» Extract:

══════════

That was a error . There schould be a caret for it.  Im talking about the solution method.

No, I cannot clean the in part because it is used in the process*  methods

The  processData:  can also be deleted . I think Its  a part of a earlier try to solve it.

and yes. the ram is the same at both places. Is there then a better way to pass the stream around.

and of course thanks for the feedback.

Roelof



Op 2-1-2020 om 14:27 schreef Ben Coman:
Hi Roelof,

I presume its working since you only asked for code smells.   
It looks pretty good to me with methods generally being small and doing one thing.    

The way your class-side-method "IntComputer class >> solution" just creates an instance and sends #process is good.
I'm a little curious that it doesn't return a value.  #process returns a value but nothing is done with it.  I guess the test-frame doesn't require it.

The way zero-index ram access is encapsulated by  #at:  and   #at:put:  is good.

Possible cleanup,  #in and #in: don't seem required since variable "in" is used directly in the rest of the code, which is fine.

The hardcoded  #masses  return value is fine, except it makes the "masses" class variable redundant.

Your various #processXXX methods are succinct and consume the stream neatly.

However its curious your  #processData and #processData:  methods have identical code, since the latter has an argument that is then not used.
its just lucky that the "self ram" you pass there to #processData:  is the same as the "ram" variable referenced 

Well done.
cheers -ben





On Thu, 2 Jan 2020 at 23:37, Roelof Wobben via Pharo-users <pharo-users@lists.pharo.org> wrote:
Op 1-1-2020 om 17:27 schreef Roelof Wobben via Pharo-users:
Hello,

I made some changes. Is this better or are there still some code smells.
Code : https://github.com/rwobben/intComputer/blob/master/AOC%202019/IntComputer.class.st

if so, can someone help me to solve the code smells.

Here is the challenge I try to solve :

On the way to your gravity assist around the Moon, your ship computer beeps angrily about a "1202 program alarm". On the radio, an Elf is already explaining how to handle the situation: "Don't worry, that's perfectly norma--" The ship computer bursts into flames.

══════════

» Entries shown:
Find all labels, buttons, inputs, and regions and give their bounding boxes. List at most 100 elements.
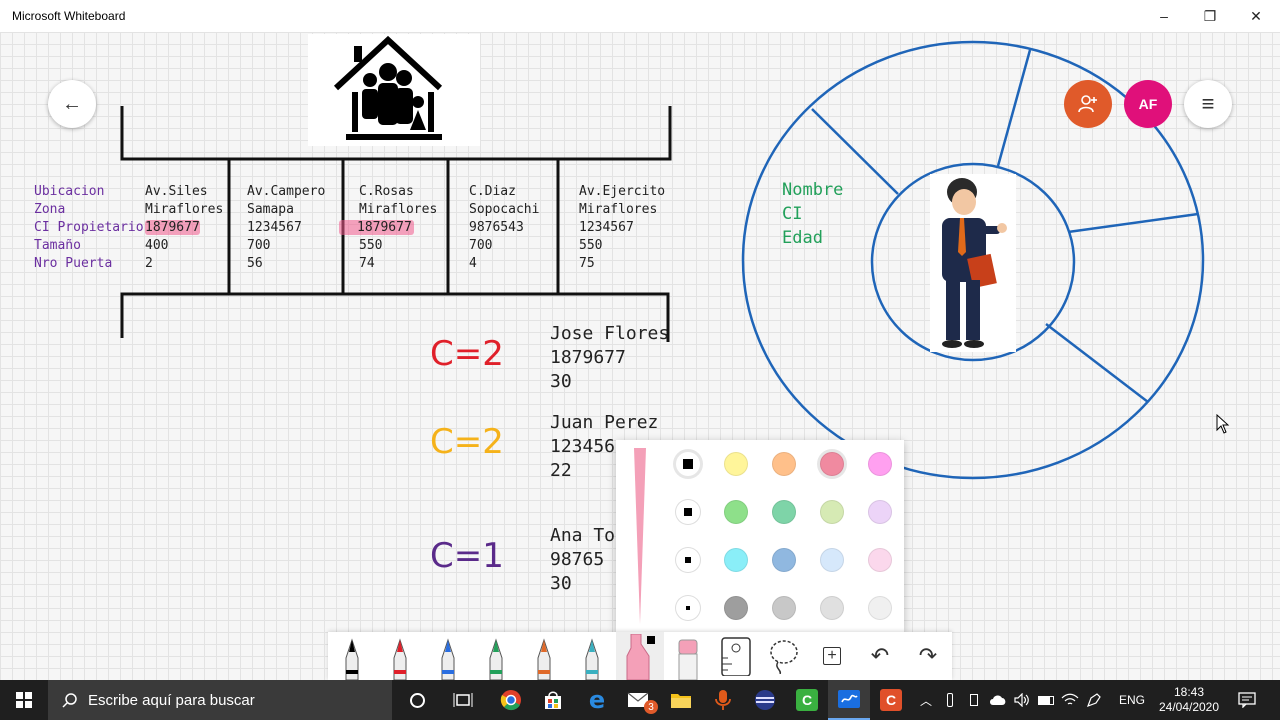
store-taskbar-icon[interactable] [532,680,574,720]
size-option-xl[interactable] [676,452,700,476]
label-nombre: Nombre [782,180,844,200]
windows-logo-icon [16,692,32,708]
ruler-icon [721,637,751,676]
battery-tray-icon[interactable] [1036,680,1056,720]
color-swatch-cyan[interactable] [724,548,748,572]
lasso-tool[interactable] [760,632,808,680]
restore-button[interactable]: ❐ [1187,0,1233,32]
color-swatch-gray[interactable] [724,596,748,620]
color-swatch-orange[interactable] [772,452,796,476]
inking-toolbar: + ↶ ↷ [328,632,952,680]
device-icon [947,693,953,707]
ruler-tool[interactable] [712,632,760,680]
show-hidden-icons-button[interactable]: ︿ [916,680,936,720]
add-content-button[interactable]: + [808,632,856,680]
usb-tray-icon[interactable] [964,680,984,720]
user-avatar[interactable]: AF [1124,80,1172,128]
highlighter-icon [626,634,655,680]
color-swatch-white[interactable] [868,596,892,620]
person-name: Jose Flores [550,323,670,344]
label-ubicacion: Ubicacion [34,184,105,199]
chrome-taskbar-icon[interactable] [490,680,532,720]
redo-icon: ↷ [918,643,938,668]
cell-puerta: 56 [247,256,263,271]
wifi-tray-icon[interactable] [1060,680,1080,720]
whiteboard-taskbar-icon[interactable] [828,680,870,720]
pen-blue[interactable] [424,632,472,680]
green-app-icon: C [796,689,818,711]
wifi-icon [1061,693,1079,705]
cortana-circle-icon [409,692,425,708]
edge-taskbar-icon[interactable]: e [576,680,618,720]
cell-ci-highlighted: 1879677 [339,220,414,235]
cell-ci: 1234567 [579,220,634,235]
color-swatch-pink-selected[interactable] [820,452,844,476]
eraser-tool[interactable] [664,632,712,680]
pen-tray-icon[interactable] [940,680,960,720]
usb-icon [970,694,978,706]
size-option-m[interactable] [676,548,700,572]
chevron-up-icon: ︿ [919,693,932,708]
notification-icon [1238,692,1256,708]
color-swatch-lime[interactable] [820,500,844,524]
invite-button[interactable] [1064,80,1112,128]
pen-black[interactable] [328,632,376,680]
pen-red[interactable] [376,632,424,680]
cell-zona: Miraflores [359,202,438,217]
cell-ci: 9876543 [469,220,524,235]
person-age: 30 [550,371,572,392]
file-explorer-taskbar-icon[interactable] [660,680,702,720]
businessman-image[interactable] [930,174,1016,352]
task-view-button[interactable] [442,680,484,720]
person-entry: Ana Tor 98765 30 [550,524,626,596]
person-entry: Jose Flores 1879677 30 [550,322,669,394]
onedrive-tray-icon[interactable] [988,680,1008,720]
start-button[interactable] [2,680,46,720]
minimize-button[interactable]: – [1141,0,1187,32]
folder-icon [671,694,691,708]
recorder-taskbar-icon[interactable]: C [870,680,912,720]
color-swatch-green[interactable] [724,500,748,524]
podcast-taskbar-icon[interactable] [702,680,744,720]
menu-button[interactable]: ≡ [1184,80,1232,128]
label-puerta: Nro Puerta [34,256,113,271]
clock[interactable]: 18:43 24/04/2020 [1152,680,1226,720]
close-button[interactable]: ✕ [1233,0,1279,32]
color-swatch-magenta[interactable] [868,452,892,476]
language-indicator[interactable]: ENG [1112,680,1152,720]
volume-tray-icon[interactable] [1012,680,1032,720]
color-swatch-light-pink[interactable] [868,548,892,572]
redo-button[interactable]: ↷ [904,632,952,680]
color-swatch-lavender[interactable] [868,500,892,524]
color-swatch-light-gray[interactable] [820,596,844,620]
taskbar-search-box[interactable]: Escribe aquí para buscar [48,680,392,720]
app-taskbar-icon[interactable] [744,680,786,720]
highlighter-selected[interactable] [616,632,664,680]
size-option-l[interactable] [676,500,700,524]
notifications-button[interactable] [1230,680,1264,720]
cell-ubicacion: Av.Campero [247,184,326,199]
camtasia-taskbar-icon[interactable]: C [786,680,828,720]
back-button[interactable]: ← [48,80,96,128]
cell-puerta: 2 [145,256,153,271]
size-option-s[interactable] [676,596,700,620]
cell-zona: Miraflores [579,202,658,217]
color-swatch-silver[interactable] [772,596,796,620]
ink-workspace-tray-icon[interactable] [1084,680,1104,720]
cell-tamano: 700 [247,238,271,253]
mail-taskbar-icon[interactable]: 3 [618,680,660,720]
undo-button[interactable]: ↶ [856,632,904,680]
cell-tamano: 550 [359,238,383,253]
edge-icon: e [588,686,606,714]
table-column: C.Diaz Sopocachi 9876543 700 4 [469,183,539,273]
pen-orange[interactable] [520,632,568,680]
count-label: C=2 [430,334,504,374]
pen-teal[interactable] [568,632,616,680]
color-swatch-blue[interactable] [772,548,796,572]
pen-green[interactable] [472,632,520,680]
color-swatch-yellow[interactable] [724,452,748,476]
color-swatch-light-blue[interactable] [820,548,844,572]
cortana-button[interactable] [396,680,438,720]
color-swatch-teal[interactable] [772,500,796,524]
cell-zona: Samapa [247,202,294,217]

══════════

» Set task: Quote the thread from "Op 2-1-2020 om" up to and including "class variable redundant.". Rely only on the thread and not on the records.

» The solution:
Op 2-1-2020 om 14:27 schreef Ben Coman:
Hi Roelof,

I presume its working since you only asked for code smells.   
It looks pretty good to me with methods generally being small and doing one thing.    

The way your class-side-method "IntComputer class >> solution" just creates an instance and sends #process is good.
I'm a little curious that it doesn't return a value.  #process returns a value but nothing is done with it.  I guess the test-frame doesn't require it.

The way zero-index ram access is encapsulated by  #at:  and   #at:put:  is good.

Possible cleanup,  #in and #in: don't seem required since variable "in" is used directly in the rest of the code, which is fine.

The hardcoded  #masses  return value is fine, except it makes the "masses" class variable redundant.